**To do**
Reproduce the material below verbatim, covering every item in it. Omit the pictures from your output.

**Stored dataset items**
* * * *

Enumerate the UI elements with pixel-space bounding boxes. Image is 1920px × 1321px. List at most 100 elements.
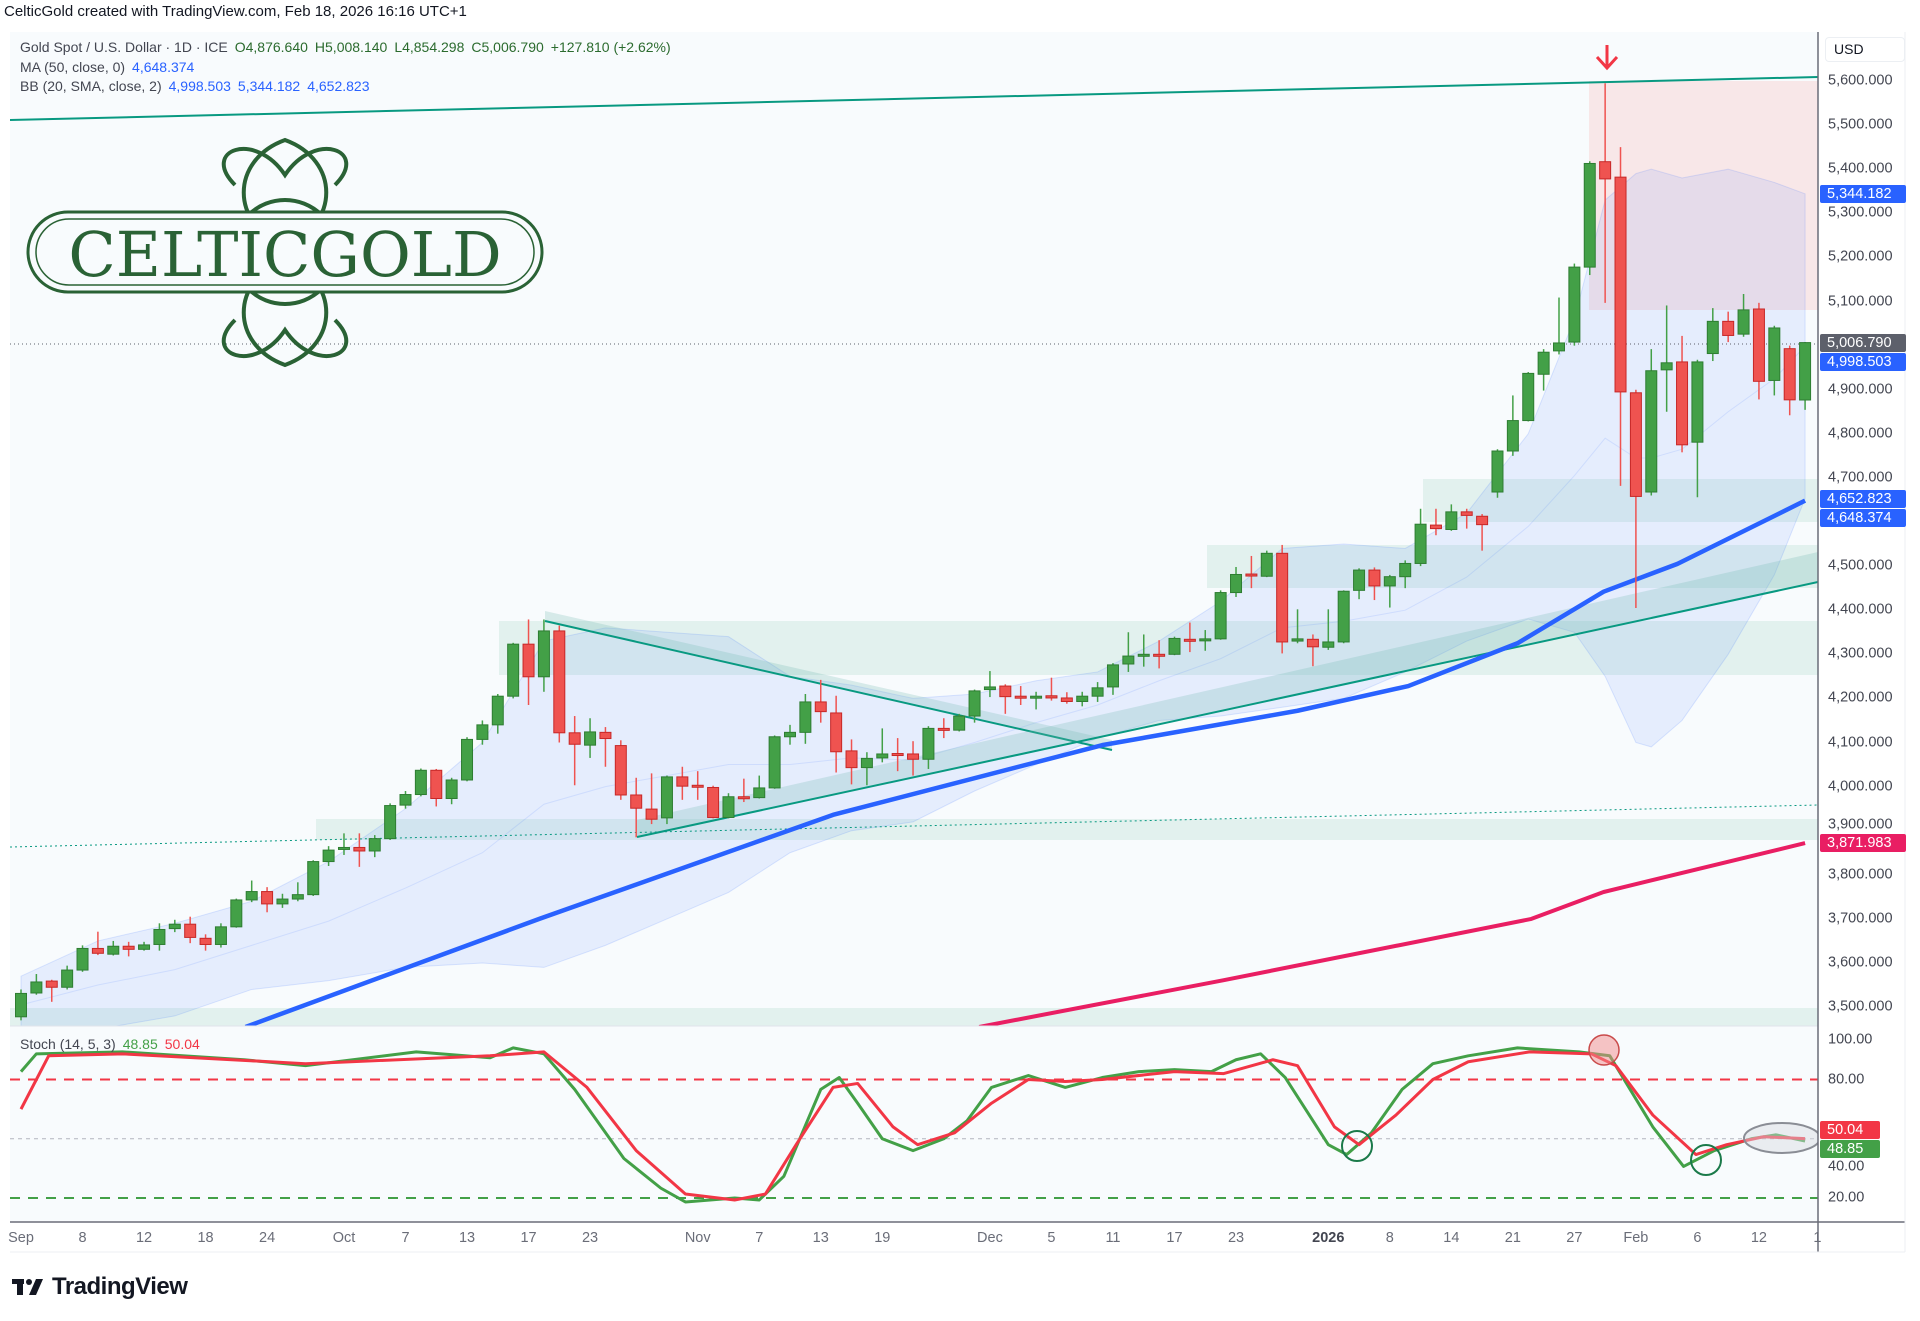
- candle[interactable]: [983, 671, 996, 698]
- candle[interactable]: [568, 716, 581, 786]
- candle[interactable]: [1168, 636, 1181, 656]
- candle[interactable]: [61, 965, 74, 990]
- candle[interactable]: [537, 619, 550, 692]
- candle[interactable]: [491, 693, 504, 734]
- candle[interactable]: [230, 898, 243, 928]
- candle[interactable]: [353, 833, 366, 867]
- candle[interactable]: [645, 773, 658, 825]
- candle[interactable]: [291, 882, 304, 902]
- candle[interactable]: [1368, 567, 1381, 601]
- candle[interactable]: [1506, 395, 1519, 456]
- candle[interactable]: [553, 625, 566, 743]
- candle[interactable]: [1199, 630, 1212, 651]
- candle[interactable]: [1353, 568, 1366, 600]
- ma50-line[interactable]: [244, 498, 1807, 1027]
- candle[interactable]: [584, 718, 597, 758]
- candle[interactable]: [1460, 508, 1473, 529]
- candle[interactable]: [199, 934, 212, 951]
- candle[interactable]: [1322, 609, 1335, 650]
- candle[interactable]: [1245, 555, 1258, 589]
- candle[interactable]: [999, 684, 1012, 714]
- candle[interactable]: [1260, 550, 1273, 578]
- candle[interactable]: [276, 893, 289, 908]
- ma200-line[interactable]: [978, 841, 1806, 1027]
- candle[interactable]: [445, 777, 458, 805]
- bb-label[interactable]: BB (20, SMA, close, 2): [20, 78, 162, 94]
- candle[interactable]: [522, 619, 535, 706]
- stoch-label[interactable]: Stoch (14, 5, 3): [20, 1036, 116, 1052]
- candle[interactable]: [891, 738, 904, 772]
- candle[interactable]: [614, 740, 627, 800]
- candle[interactable]: [860, 752, 873, 786]
- candle[interactable]: [1414, 508, 1427, 567]
- candle[interactable]: [368, 835, 381, 858]
- candle[interactable]: [245, 880, 258, 903]
- candle[interactable]: [261, 887, 274, 913]
- candle[interactable]: [15, 989, 27, 1021]
- price-pane[interactable]: CELTICGOLD: [10, 45, 1818, 1034]
- candle[interactable]: [753, 775, 766, 799]
- currency-label[interactable]: USD: [1825, 37, 1905, 62]
- candle[interactable]: [1122, 632, 1135, 672]
- candle[interactable]: [1491, 449, 1504, 498]
- candle[interactable]: [1629, 389, 1642, 608]
- candle[interactable]: [1076, 691, 1089, 707]
- upper-channel-trendline[interactable]: [10, 76, 1818, 121]
- candle[interactable]: [322, 846, 335, 866]
- candle[interactable]: [830, 695, 843, 773]
- candle[interactable]: [1106, 663, 1119, 695]
- candle[interactable]: [1045, 677, 1058, 701]
- candle[interactable]: [1599, 83, 1612, 303]
- candle[interactable]: [845, 739, 858, 785]
- candle[interactable]: [384, 803, 397, 840]
- candle[interactable]: [1660, 305, 1673, 412]
- candle[interactable]: [922, 726, 935, 769]
- candle[interactable]: [1691, 359, 1704, 498]
- stoch-d-line[interactable]: [19, 1050, 1806, 1202]
- candle[interactable]: [153, 923, 166, 951]
- candle[interactable]: [1522, 372, 1535, 422]
- candle[interactable]: [430, 768, 443, 807]
- candle[interactable]: [1306, 634, 1319, 667]
- candle[interactable]: [1737, 294, 1750, 337]
- candle[interactable]: [707, 785, 720, 819]
- candle[interactable]: [1399, 560, 1412, 589]
- candle[interactable]: [1583, 161, 1596, 276]
- candle[interactable]: [1276, 544, 1289, 654]
- candle[interactable]: [968, 689, 981, 723]
- candle[interactable]: [1091, 682, 1104, 702]
- candle[interactable]: [214, 923, 227, 948]
- candle[interactable]: [1476, 514, 1489, 551]
- candle[interactable]: [461, 737, 474, 782]
- tradingview-logo[interactable]: TradingView: [12, 1273, 188, 1301]
- uptrend-support-line[interactable]: [636, 581, 1818, 838]
- candle[interactable]: [660, 775, 673, 825]
- symbol-legend-row[interactable]: Gold Spot / U.S. Dollar · 1D · ICE O4,876…: [20, 38, 678, 58]
- candle[interactable]: [1383, 574, 1396, 608]
- candle[interactable]: [337, 833, 350, 855]
- candle[interactable]: [1183, 622, 1196, 653]
- candle[interactable]: [1568, 263, 1581, 346]
- candle[interactable]: [30, 974, 43, 995]
- candle[interactable]: [184, 916, 197, 944]
- candle[interactable]: [737, 778, 750, 803]
- candle[interactable]: [1706, 308, 1719, 362]
- candle[interactable]: [1645, 349, 1658, 496]
- candle[interactable]: [907, 741, 920, 776]
- candle[interactable]: [414, 768, 427, 797]
- candle[interactable]: [722, 793, 735, 819]
- candle[interactable]: [122, 941, 135, 957]
- candle[interactable]: [768, 735, 781, 789]
- candle[interactable]: [599, 727, 612, 767]
- candle[interactable]: [168, 919, 181, 933]
- candle[interactable]: [676, 766, 689, 800]
- candle[interactable]: [1614, 147, 1627, 486]
- candle[interactable]: [1137, 634, 1150, 667]
- symbol-name[interactable]: Gold Spot / U.S. Dollar · 1D · ICE: [20, 39, 228, 55]
- candle[interactable]: [784, 724, 796, 745]
- candle[interactable]: [476, 720, 489, 745]
- stoch-pane[interactable]: [10, 1034, 1820, 1204]
- candle[interactable]: [1553, 297, 1565, 355]
- candle[interactable]: [953, 713, 966, 732]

* * * *

**Exercise response**
Enumerate the UI elements with pixel-space bounding boxes. Image is 1920px × 1321px. List at most 100 elements.
- candle[interactable]: [983, 671, 996, 698]
- candle[interactable]: [568, 716, 581, 786]
- candle[interactable]: [1168, 636, 1181, 656]
- candle[interactable]: [61, 965, 74, 990]
- candle[interactable]: [537, 619, 550, 692]
- candle[interactable]: [491, 693, 504, 734]
- candle[interactable]: [230, 898, 243, 928]
- candle[interactable]: [353, 833, 366, 867]
- candle[interactable]: [645, 773, 658, 825]
- candle[interactable]: [291, 882, 304, 902]
- candle[interactable]: [1368, 567, 1381, 601]
- candle[interactable]: [1506, 395, 1519, 456]
- candle[interactable]: [553, 625, 566, 743]
- candle[interactable]: [1199, 630, 1212, 651]
- candle[interactable]: [1353, 568, 1366, 600]
- ma50-line[interactable]: [244, 498, 1807, 1027]
- candle[interactable]: [584, 718, 597, 758]
- candle[interactable]: [1460, 508, 1473, 529]
- candle[interactable]: [199, 934, 212, 951]
- candle[interactable]: [1322, 609, 1335, 650]
- candle[interactable]: [1245, 555, 1258, 589]
- candle[interactable]: [999, 684, 1012, 714]
- candle[interactable]: [1260, 550, 1273, 578]
- candle[interactable]: [276, 893, 289, 908]
- ma200-line[interactable]: [978, 841, 1806, 1027]
- candle[interactable]: [445, 777, 458, 805]
- bb-label[interactable]: BB (20, SMA, close, 2): [20, 78, 162, 94]
- candle[interactable]: [522, 619, 535, 706]
- stoch-label[interactable]: Stoch (14, 5, 3): [20, 1036, 116, 1052]
- candle[interactable]: [891, 738, 904, 772]
- candle[interactable]: [614, 740, 627, 800]
- candle[interactable]: [860, 752, 873, 786]
- candle[interactable]: [1414, 508, 1427, 567]
- candle[interactable]: [368, 835, 381, 858]
- candle[interactable]: [245, 880, 258, 903]
- candle[interactable]: [261, 887, 274, 913]
- candle[interactable]: [15, 989, 27, 1021]
- price-pane[interactable]: CELTICGOLD: [10, 45, 1818, 1034]
- candle[interactable]: [753, 775, 766, 799]
- currency-label[interactable]: USD: [1825, 37, 1905, 62]
- candle[interactable]: [1122, 632, 1135, 672]
- candle[interactable]: [1491, 449, 1504, 498]
- candle[interactable]: [1629, 389, 1642, 608]
- candle[interactable]: [1076, 691, 1089, 707]
- upper-channel-trendline[interactable]: [10, 76, 1818, 121]
- candle[interactable]: [322, 846, 335, 866]
- candle[interactable]: [830, 695, 843, 773]
- candle[interactable]: [1106, 663, 1119, 695]
- candle[interactable]: [1045, 677, 1058, 701]
- candle[interactable]: [1599, 83, 1612, 303]
- candle[interactable]: [845, 739, 858, 785]
- candle[interactable]: [384, 803, 397, 840]
- candle[interactable]: [1660, 305, 1673, 412]
- candle[interactable]: [922, 726, 935, 769]
- candle[interactable]: [1691, 359, 1704, 498]
- stoch-d-line[interactable]: [19, 1050, 1806, 1202]
- candle[interactable]: [153, 923, 166, 951]
- candle[interactable]: [1522, 372, 1535, 422]
- candle[interactable]: [430, 768, 443, 807]
- candle[interactable]: [1306, 634, 1319, 667]
- candle[interactable]: [1737, 294, 1750, 337]
- candle[interactable]: [707, 785, 720, 819]
- candle[interactable]: [1399, 560, 1412, 589]
- candle[interactable]: [1583, 161, 1596, 276]
- candle[interactable]: [1276, 544, 1289, 654]
- candle[interactable]: [968, 689, 981, 723]
- candle[interactable]: [1091, 682, 1104, 702]
- candle[interactable]: [214, 923, 227, 948]
- candle[interactable]: [1476, 514, 1489, 551]
- candle[interactable]: [461, 737, 474, 782]
- tradingview-logo[interactable]: TradingView: [12, 1273, 188, 1301]
- uptrend-support-line[interactable]: [636, 581, 1818, 838]
- candle[interactable]: [660, 775, 673, 825]
- symbol-legend-row[interactable]: Gold Spot / U.S. Dollar · 1D · ICE O4,876…: [20, 38, 678, 58]
- candle[interactable]: [1383, 574, 1396, 608]
- candle[interactable]: [337, 833, 350, 855]
- candle[interactable]: [1183, 622, 1196, 653]
- candle[interactable]: [1568, 263, 1581, 346]
- candle[interactable]: [30, 974, 43, 995]
- candle[interactable]: [184, 916, 197, 944]
- candle[interactable]: [737, 778, 750, 803]
- candle[interactable]: [1706, 308, 1719, 362]
- candle[interactable]: [1645, 349, 1658, 496]
- candle[interactable]: [907, 741, 920, 776]
- candle[interactable]: [414, 768, 427, 797]
- candle[interactable]: [722, 793, 735, 819]
- candle[interactable]: [122, 941, 135, 957]
- candle[interactable]: [768, 735, 781, 789]
- candle[interactable]: [599, 727, 612, 767]
- candle[interactable]: [168, 919, 181, 933]
- candle[interactable]: [676, 766, 689, 800]
- candle[interactable]: [1614, 147, 1627, 486]
- candle[interactable]: [1137, 634, 1150, 667]
- symbol-name[interactable]: Gold Spot / U.S. Dollar · 1D · ICE: [20, 39, 228, 55]
- candle[interactable]: [784, 724, 796, 745]
- candle[interactable]: [476, 720, 489, 745]
- stoch-pane[interactable]: [10, 1034, 1820, 1204]
- candle[interactable]: [1553, 297, 1565, 355]
- candle[interactable]: [953, 713, 966, 732]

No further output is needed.